- [WHAT TO DO]
Print the whole listing exactly.

== MATERIAL

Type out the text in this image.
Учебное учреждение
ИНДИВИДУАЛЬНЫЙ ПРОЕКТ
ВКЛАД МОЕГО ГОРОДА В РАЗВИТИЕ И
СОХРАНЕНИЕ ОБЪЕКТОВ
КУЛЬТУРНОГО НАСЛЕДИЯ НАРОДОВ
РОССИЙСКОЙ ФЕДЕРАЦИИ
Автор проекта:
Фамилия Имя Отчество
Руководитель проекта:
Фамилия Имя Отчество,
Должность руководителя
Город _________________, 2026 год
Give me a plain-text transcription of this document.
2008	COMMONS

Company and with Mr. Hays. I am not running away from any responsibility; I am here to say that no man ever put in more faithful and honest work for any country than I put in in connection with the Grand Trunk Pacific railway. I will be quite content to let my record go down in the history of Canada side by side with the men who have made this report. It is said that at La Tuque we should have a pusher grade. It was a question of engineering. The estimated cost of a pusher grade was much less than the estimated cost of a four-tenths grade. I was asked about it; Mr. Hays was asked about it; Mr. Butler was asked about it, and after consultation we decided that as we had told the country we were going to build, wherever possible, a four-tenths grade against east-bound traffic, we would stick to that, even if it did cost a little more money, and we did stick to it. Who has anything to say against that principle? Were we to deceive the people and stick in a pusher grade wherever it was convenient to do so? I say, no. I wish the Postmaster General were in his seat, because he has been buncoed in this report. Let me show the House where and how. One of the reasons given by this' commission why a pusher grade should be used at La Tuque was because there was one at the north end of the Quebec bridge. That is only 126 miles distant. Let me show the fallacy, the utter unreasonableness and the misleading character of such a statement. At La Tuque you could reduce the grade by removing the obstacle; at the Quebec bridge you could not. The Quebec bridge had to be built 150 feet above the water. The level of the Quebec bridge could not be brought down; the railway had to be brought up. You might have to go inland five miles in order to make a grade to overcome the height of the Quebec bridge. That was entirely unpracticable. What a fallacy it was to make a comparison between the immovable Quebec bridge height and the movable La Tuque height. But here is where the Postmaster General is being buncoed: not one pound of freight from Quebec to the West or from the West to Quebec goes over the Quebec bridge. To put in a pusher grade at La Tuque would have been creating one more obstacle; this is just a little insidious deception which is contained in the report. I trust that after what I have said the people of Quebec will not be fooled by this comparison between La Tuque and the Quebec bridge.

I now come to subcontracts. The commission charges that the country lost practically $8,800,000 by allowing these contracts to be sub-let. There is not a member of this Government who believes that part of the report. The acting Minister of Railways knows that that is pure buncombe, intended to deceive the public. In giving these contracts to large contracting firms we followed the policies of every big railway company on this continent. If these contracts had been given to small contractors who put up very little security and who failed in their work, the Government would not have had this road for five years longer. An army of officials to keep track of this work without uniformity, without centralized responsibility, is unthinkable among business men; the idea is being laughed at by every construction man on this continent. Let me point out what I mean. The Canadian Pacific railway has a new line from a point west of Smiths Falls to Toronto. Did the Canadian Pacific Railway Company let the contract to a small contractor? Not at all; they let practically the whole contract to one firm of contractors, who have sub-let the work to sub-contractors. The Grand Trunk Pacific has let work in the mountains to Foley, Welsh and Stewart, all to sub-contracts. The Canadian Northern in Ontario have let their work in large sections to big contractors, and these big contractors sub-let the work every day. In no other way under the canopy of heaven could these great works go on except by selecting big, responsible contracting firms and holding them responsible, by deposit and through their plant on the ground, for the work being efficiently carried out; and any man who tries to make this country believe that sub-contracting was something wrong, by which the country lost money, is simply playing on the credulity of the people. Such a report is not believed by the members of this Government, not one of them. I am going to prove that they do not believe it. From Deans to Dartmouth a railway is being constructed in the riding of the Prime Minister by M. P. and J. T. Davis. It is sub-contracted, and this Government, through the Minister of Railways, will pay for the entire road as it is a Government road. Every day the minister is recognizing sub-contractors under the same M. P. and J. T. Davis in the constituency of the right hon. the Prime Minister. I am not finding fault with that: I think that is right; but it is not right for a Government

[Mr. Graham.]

====

- [RESULT]
Type out the text in this image.
Учебное учреждение
ИНДИВИДУАЛЬНЫЙ ПРОЕКТ
ВКЛАД МОЕГО ГОРОДА В РАЗВИТИЕ И
СОХРАНЕНИЕ ОБЪЕКТОВ
КУЛЬТУРНОГО НАСЛЕДИЯ НАРОДОВ
РОССИЙСКОЙ ФЕДЕРАЦИИ
Автор проекта:
Фамилия Имя Отчество
Руководитель проекта:
Фамилия Имя Отчество,
Должность руководителя
Город _________________, 2026 год
Give me a plain-text transcription of this document.
2008	COMMONS

Company and with Mr. Hays. I am not running away from any responsibility; I am here to say that no man ever put in more faithful and honest work for any country than I put in in connection with the Grand Trunk Pacific railway. I will be quite content to let my record go down in the history of Canada side by side with the men who have made this report. It is said that at La Tuque we should have a pusher grade. It was a question of engineering. The estimated cost of a pusher grade was much less than the estimated cost of a four-tenths grade. I was asked about it; Mr. Hays was asked about it; Mr. Butler was asked about it, and after consultation we decided that as we had told the country we were going to build, wherever possible, a four-tenths grade against east-bound traffic, we would stick to that, even if it did cost a little more money, and we did stick to it. Who has anything to say against that principle? Were we to deceive the people and stick in a pusher grade wherever it was convenient to do so? I say, no. I wish the Postmaster General were in his seat, because he has been buncoed in this report. Let me show the House where and how. One of the reasons given by this' commission why a pusher grade should be used at La Tuque was because there was one at the north end of the Quebec bridge. That is only 126 miles distant. Let me show the fallacy, the utter unreasonableness and the misleading character of such a statement. At La Tuque you could reduce the grade by removing the obstacle; at the Quebec bridge you could not. The Quebec bridge had to be built 150 feet above the water. The level of the Quebec bridge could not be brought down; the railway had to be brought up. You might have to go inland five miles in order to make a grade to overcome the height of the Quebec bridge. That was entirely unpracticable. What a fallacy it was to make a comparison between the immovable Quebec bridge height and the movable La Tuque height. But here is where the Postmaster General is being buncoed: not one pound of freight from Quebec to the West or from the West to Quebec goes over the Quebec bridge. To put in a pusher grade at La Tuque would have been creating one more obstacle; this is just a little insidious deception which is contained in the report. I trust that after what I have said the people of Quebec will not be fooled by this comparison between La Tuque and the Quebec bridge.

I now come to subcontracts. The commission charges that the country lost practically $8,800,000 by allowing these contracts to be sub-let. There is not a member of this Government who believes that part of the report. The acting Minister of Railways knows that that is pure buncombe, intended to deceive the public. In giving these contracts to large contracting firms we followed the policies of every big railway company on this continent. If these contracts had been given to small contractors who put up very little security and who failed in their work, the Government would not have had this road for five years longer. An army of officials to keep track of this work without uniformity, without centralized responsibility, is unthinkable among business men; the idea is being laughed at by every construction man on this continent. Let me point out what I mean. The Canadian Pacific railway has a new line from a point west of Smiths Falls to Toronto. Did the Canadian Pacific Railway Company let the contract to a small contractor? Not at all; they let practically the whole contract to one firm of contractors, who have sub-let the work to sub-contractors. The Grand Trunk Pacific has let work in the mountains to Foley, Welsh and Stewart, all to sub-contracts. The Canadian Northern in Ontario have let their work in large sections to big contractors, and these big contractors sub-let the work every day. In no other way under the canopy of heaven could these great works go on except by selecting big, responsible contracting firms and holding them responsible, by deposit and through their plant on the ground, for the work being efficiently carried out; and any man who tries to make this country believe that sub-contracting was something wrong, by which the country lost money, is simply playing on the credulity of the people. Such a report is not believed by the members of this Government, not one of them. I am going to prove that they do not believe it. From Deans to Dartmouth a railway is being constructed in the riding of the Prime Minister by M. P. and J. T. Davis. It is sub-contracted, and this Government, through the Minister of Railways, will pay for the entire road as it is a Government road. Every day the minister is recognizing sub-contractors under the same M. P. and J. T. Davis in the constituency of the right hon. the Prime Minister. I am not finding fault with that: I think that is right; but it is not right for a Government

[Mr. Graham.]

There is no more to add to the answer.